> [TAREA] Según la noticia sobre Cintia López, ¿a qué hospital la llevó su marido?

Cintia López fue hallada por su hija menor y quedó internada en un hospital de Florencio Varela. Su estado es "crítico", reveló Gregorio Dalbón, el abogado que representa a la familia del futbolista asesinado por la Policía en Barracas.

Cintia López, la madre de Lucas González, el adolescente de 17 años asesinado de un balazo policial en el barrio porteño de Barracas en noviembre del año pasado, intentó suicidarse en las últimas horas y estaba internada "en estado crítico", informó el abogado Gregorio Dalbón, representante legal de la familia.
"(Ella) se cortó las venas con un cúter. La encontró la hija menor. Peca (Héctor González) su marido alcanzó a llevarla al Hospital Mi Pueblo Materno Infantil de Florencio Varela. Mañana (este lunes) a primer hora la trasladadan. Desde ya, solicitó ayuda para la familia", escribió cerca de la medianoche el letrado en Twitter.

En ese sentido, Dalbón reveló: "Es el tercer intento de suicidio. La psiquiatra de Cintia dijo basta. Mañana veremos cómo sigue en qué institución. Les pido a los políticos que ayuden a buscar un lugar para Cintia, ya que se encuentra en un hospital que la sacó de la urgencia pero NO es psiquiátrico. Gracias".

"Solo tengo esa información entró en estado crítico y mañana estabilizada buscarán un lugar psiquiátrico. A las 7 de la mañana calcula Héctor que tendremos idea del traslado", añadió sobre el estado de salud de Cintia López.
El crimen de González sucedió cerca de las 9.30 del último 17 de noviembre, cuando la víctima y tres amigos de su misma edad salieron de entrenar del club Barracas Central a bordo del Volkswagen Suran del padre de uno de ellos y fueron interceptados por un auto Nissan Tiida de la Brigada de Investigaciones de la Policía de la Ciudad sin patente ni señales de ser policial, en que bajaron tres efectivos armados y sin identificar.
De acuerdo con las pruebas recabadas, los adolescentes creyeron que eran ladrones que iban a robarles, por lo que huyeron del lugar, momento en que los policías les dispararon desde distintos ángulos.
Al menos cinco tiros dieron en el auto y uno de ellos impactó en la cabeza de Lucas, quien horas más tarde murió.
Por el homicidio están procesados con prisión preventiva los policías Gabriel Isassi, Juan Nieva y Fabián López; mientras que por el encubrimiento hay un total de 11 efectivos presos y otros dos imputados pero excarcelados.

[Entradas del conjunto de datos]
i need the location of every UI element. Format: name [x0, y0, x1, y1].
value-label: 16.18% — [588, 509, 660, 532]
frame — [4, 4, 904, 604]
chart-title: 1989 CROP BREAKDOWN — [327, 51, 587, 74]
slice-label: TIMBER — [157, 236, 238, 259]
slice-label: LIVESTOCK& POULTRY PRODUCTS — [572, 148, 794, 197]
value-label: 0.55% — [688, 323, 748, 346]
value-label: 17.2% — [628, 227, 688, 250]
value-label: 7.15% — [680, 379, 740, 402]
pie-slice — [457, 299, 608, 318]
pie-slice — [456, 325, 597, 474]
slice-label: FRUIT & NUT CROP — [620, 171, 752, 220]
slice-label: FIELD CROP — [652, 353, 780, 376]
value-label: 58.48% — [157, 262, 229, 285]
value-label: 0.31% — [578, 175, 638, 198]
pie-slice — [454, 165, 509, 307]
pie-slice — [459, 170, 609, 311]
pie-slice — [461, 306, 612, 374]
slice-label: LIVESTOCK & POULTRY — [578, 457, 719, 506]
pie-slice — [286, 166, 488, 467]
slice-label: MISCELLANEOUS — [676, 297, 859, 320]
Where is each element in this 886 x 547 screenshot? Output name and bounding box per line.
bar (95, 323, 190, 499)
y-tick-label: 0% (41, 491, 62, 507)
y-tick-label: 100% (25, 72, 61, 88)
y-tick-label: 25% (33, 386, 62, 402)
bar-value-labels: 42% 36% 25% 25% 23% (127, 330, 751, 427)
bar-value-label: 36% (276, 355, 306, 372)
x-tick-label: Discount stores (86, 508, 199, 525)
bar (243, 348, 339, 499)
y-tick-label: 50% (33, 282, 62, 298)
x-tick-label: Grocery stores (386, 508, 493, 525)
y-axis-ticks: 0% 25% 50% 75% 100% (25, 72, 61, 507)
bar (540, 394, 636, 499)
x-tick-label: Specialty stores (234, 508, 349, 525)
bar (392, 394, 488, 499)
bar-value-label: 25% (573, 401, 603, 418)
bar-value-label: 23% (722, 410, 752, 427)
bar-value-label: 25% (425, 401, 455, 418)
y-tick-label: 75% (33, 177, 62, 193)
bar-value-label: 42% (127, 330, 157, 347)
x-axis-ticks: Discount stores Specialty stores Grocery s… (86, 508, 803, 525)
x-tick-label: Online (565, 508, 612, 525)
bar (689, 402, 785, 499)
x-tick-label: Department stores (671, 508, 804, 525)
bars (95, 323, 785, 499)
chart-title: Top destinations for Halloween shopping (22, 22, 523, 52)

> [RESPUESTA] Al Hospital Mi Pueblo Materno Infantil de Florencio Varela.